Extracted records

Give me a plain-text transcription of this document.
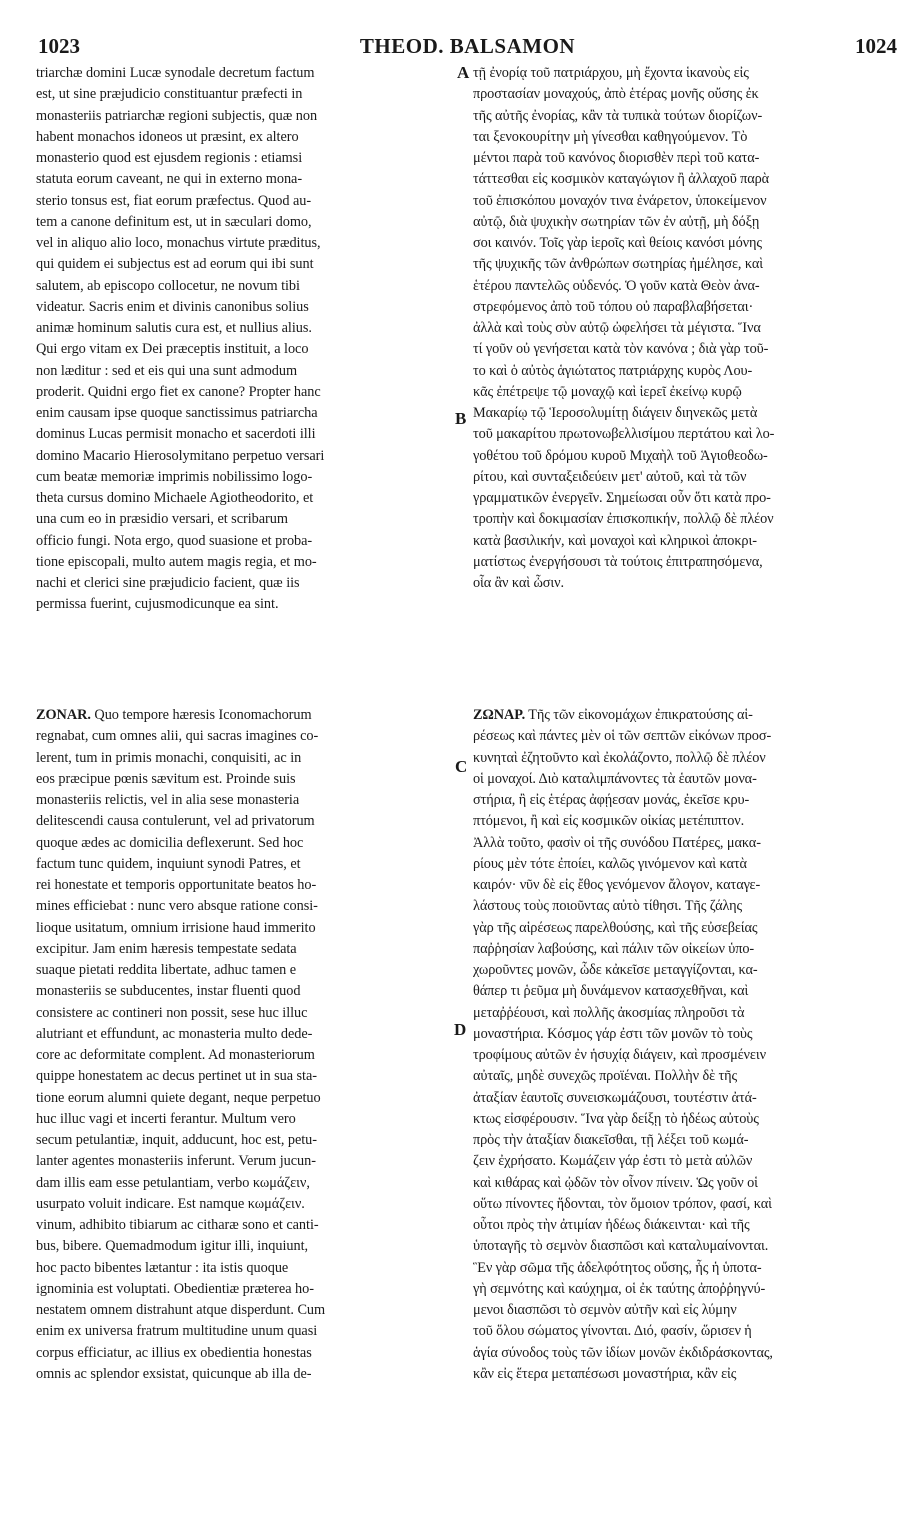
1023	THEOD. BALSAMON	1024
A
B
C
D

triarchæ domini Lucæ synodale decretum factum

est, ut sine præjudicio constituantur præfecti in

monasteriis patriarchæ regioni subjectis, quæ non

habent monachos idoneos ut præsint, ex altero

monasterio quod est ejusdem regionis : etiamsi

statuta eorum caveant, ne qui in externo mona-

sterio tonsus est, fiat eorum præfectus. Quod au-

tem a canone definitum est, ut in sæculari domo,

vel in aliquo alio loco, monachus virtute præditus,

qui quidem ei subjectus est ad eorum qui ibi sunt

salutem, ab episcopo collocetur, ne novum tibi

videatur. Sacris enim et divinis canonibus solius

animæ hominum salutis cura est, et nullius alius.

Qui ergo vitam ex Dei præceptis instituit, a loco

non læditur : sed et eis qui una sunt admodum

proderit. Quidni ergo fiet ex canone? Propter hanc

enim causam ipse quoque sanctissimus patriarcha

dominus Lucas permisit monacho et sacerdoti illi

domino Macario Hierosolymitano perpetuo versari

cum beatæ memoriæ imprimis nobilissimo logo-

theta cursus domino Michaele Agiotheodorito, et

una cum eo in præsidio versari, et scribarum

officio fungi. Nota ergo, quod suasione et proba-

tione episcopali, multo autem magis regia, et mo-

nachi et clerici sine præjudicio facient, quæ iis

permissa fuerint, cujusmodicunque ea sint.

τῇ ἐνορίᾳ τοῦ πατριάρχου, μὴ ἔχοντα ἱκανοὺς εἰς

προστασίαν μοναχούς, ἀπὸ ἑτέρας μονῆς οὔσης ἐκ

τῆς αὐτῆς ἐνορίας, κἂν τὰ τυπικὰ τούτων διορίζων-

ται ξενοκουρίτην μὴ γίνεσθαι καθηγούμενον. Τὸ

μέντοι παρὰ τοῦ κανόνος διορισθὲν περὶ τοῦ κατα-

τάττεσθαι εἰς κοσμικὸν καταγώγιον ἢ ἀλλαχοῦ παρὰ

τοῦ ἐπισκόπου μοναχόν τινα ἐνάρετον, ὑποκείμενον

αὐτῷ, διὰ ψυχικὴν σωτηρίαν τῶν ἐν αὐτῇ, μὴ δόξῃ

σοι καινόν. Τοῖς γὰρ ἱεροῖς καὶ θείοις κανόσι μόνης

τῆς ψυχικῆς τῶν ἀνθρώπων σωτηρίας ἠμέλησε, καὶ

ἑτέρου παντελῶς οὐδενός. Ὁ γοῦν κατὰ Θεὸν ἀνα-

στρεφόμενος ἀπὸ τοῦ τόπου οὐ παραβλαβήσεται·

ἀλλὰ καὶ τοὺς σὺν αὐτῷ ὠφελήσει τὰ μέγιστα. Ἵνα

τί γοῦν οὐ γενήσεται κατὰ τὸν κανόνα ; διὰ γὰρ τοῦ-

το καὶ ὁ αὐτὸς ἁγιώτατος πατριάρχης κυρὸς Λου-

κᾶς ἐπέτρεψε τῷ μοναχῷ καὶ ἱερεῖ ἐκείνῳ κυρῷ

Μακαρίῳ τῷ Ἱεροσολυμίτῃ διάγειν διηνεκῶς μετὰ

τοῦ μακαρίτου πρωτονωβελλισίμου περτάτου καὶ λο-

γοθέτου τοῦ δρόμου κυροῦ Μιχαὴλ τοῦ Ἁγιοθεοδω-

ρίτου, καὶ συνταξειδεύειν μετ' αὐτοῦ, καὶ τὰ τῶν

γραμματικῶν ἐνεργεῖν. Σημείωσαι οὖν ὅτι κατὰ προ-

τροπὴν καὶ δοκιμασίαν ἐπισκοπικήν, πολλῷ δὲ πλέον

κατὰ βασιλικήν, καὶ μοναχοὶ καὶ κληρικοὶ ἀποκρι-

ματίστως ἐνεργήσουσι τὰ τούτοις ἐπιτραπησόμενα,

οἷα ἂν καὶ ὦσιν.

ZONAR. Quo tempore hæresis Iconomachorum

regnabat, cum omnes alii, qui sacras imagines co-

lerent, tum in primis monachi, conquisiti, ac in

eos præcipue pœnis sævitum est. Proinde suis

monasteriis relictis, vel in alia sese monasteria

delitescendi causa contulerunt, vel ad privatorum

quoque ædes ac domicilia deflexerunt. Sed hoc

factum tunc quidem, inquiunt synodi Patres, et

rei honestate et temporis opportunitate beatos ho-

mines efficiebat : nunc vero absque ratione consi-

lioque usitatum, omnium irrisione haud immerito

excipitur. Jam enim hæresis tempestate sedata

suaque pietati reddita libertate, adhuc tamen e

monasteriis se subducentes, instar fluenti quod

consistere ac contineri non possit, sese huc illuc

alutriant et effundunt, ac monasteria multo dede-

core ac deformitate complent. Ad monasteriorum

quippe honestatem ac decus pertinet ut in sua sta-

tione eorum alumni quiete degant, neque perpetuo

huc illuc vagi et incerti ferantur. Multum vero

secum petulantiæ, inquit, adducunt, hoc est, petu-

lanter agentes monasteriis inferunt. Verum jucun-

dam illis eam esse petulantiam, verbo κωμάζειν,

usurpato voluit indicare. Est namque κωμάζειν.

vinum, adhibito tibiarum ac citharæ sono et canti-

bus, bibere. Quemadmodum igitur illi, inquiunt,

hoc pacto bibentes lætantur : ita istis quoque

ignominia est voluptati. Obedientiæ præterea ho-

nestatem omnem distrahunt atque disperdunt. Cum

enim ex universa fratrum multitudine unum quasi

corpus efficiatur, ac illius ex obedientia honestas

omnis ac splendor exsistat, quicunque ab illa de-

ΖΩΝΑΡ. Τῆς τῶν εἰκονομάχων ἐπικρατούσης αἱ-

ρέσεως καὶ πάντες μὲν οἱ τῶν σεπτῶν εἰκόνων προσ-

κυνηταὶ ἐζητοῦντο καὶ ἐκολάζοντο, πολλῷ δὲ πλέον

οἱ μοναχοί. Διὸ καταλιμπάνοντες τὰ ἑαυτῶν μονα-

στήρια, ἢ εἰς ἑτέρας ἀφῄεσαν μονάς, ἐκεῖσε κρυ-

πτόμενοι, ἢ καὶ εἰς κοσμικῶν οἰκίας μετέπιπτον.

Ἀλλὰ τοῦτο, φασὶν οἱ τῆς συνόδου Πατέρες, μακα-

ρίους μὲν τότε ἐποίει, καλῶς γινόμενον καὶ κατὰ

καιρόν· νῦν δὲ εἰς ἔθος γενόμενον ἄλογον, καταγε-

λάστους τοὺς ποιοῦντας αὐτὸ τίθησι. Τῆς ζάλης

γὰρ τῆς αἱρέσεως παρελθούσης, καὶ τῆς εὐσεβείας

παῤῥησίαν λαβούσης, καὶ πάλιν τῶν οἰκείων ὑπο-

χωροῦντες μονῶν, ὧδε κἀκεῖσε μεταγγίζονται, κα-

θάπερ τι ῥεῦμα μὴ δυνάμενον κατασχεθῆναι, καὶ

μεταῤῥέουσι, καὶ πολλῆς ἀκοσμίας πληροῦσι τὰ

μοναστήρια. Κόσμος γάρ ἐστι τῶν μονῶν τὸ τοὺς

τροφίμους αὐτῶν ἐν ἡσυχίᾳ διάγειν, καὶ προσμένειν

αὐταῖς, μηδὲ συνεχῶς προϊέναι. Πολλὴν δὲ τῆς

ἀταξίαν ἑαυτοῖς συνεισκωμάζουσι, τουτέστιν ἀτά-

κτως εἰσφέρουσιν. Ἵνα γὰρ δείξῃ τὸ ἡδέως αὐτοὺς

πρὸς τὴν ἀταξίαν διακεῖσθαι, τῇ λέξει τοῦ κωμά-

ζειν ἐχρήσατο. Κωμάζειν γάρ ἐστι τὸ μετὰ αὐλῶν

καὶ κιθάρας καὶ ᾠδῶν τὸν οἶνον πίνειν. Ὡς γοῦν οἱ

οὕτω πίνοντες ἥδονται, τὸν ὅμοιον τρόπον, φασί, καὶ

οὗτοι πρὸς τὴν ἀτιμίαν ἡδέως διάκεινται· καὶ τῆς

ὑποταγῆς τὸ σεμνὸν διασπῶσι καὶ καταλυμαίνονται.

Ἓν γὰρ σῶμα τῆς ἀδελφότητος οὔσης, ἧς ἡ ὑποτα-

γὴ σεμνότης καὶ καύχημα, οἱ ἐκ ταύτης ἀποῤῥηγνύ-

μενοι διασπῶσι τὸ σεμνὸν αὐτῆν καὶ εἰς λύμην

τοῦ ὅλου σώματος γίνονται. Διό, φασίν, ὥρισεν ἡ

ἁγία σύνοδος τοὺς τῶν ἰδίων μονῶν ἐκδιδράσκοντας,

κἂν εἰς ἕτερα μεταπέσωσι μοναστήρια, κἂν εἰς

* * *

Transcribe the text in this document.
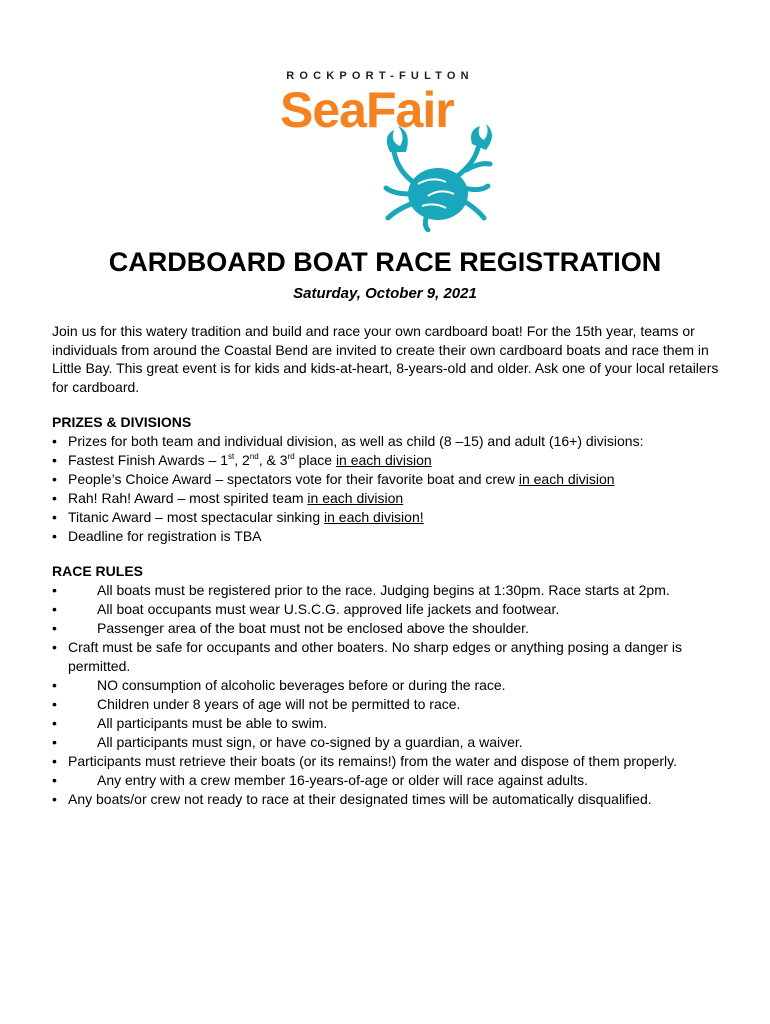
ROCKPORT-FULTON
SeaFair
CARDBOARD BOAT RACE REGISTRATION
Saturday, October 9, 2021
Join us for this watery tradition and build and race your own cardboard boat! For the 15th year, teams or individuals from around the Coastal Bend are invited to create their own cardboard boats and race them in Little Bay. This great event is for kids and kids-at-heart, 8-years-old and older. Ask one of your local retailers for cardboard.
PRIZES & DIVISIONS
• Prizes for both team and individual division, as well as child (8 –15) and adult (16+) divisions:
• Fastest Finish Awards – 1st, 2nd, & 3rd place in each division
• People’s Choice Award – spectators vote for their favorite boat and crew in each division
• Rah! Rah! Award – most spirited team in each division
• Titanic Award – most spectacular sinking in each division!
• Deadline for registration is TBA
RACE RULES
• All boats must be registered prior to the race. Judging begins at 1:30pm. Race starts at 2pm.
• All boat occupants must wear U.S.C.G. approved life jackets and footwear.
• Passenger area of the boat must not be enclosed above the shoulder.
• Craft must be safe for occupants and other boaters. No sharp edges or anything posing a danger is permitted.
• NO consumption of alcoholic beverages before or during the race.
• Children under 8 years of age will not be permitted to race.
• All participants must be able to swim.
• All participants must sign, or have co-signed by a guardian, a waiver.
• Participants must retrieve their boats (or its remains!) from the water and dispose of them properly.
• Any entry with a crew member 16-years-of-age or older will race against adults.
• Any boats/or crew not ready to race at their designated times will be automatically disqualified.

§ STATED GOAL
Pull every line containing the word "document" out of the entries above.

§ THE REPLY
Give me a plain-text transcription of this document.
Transcribe the text in this document.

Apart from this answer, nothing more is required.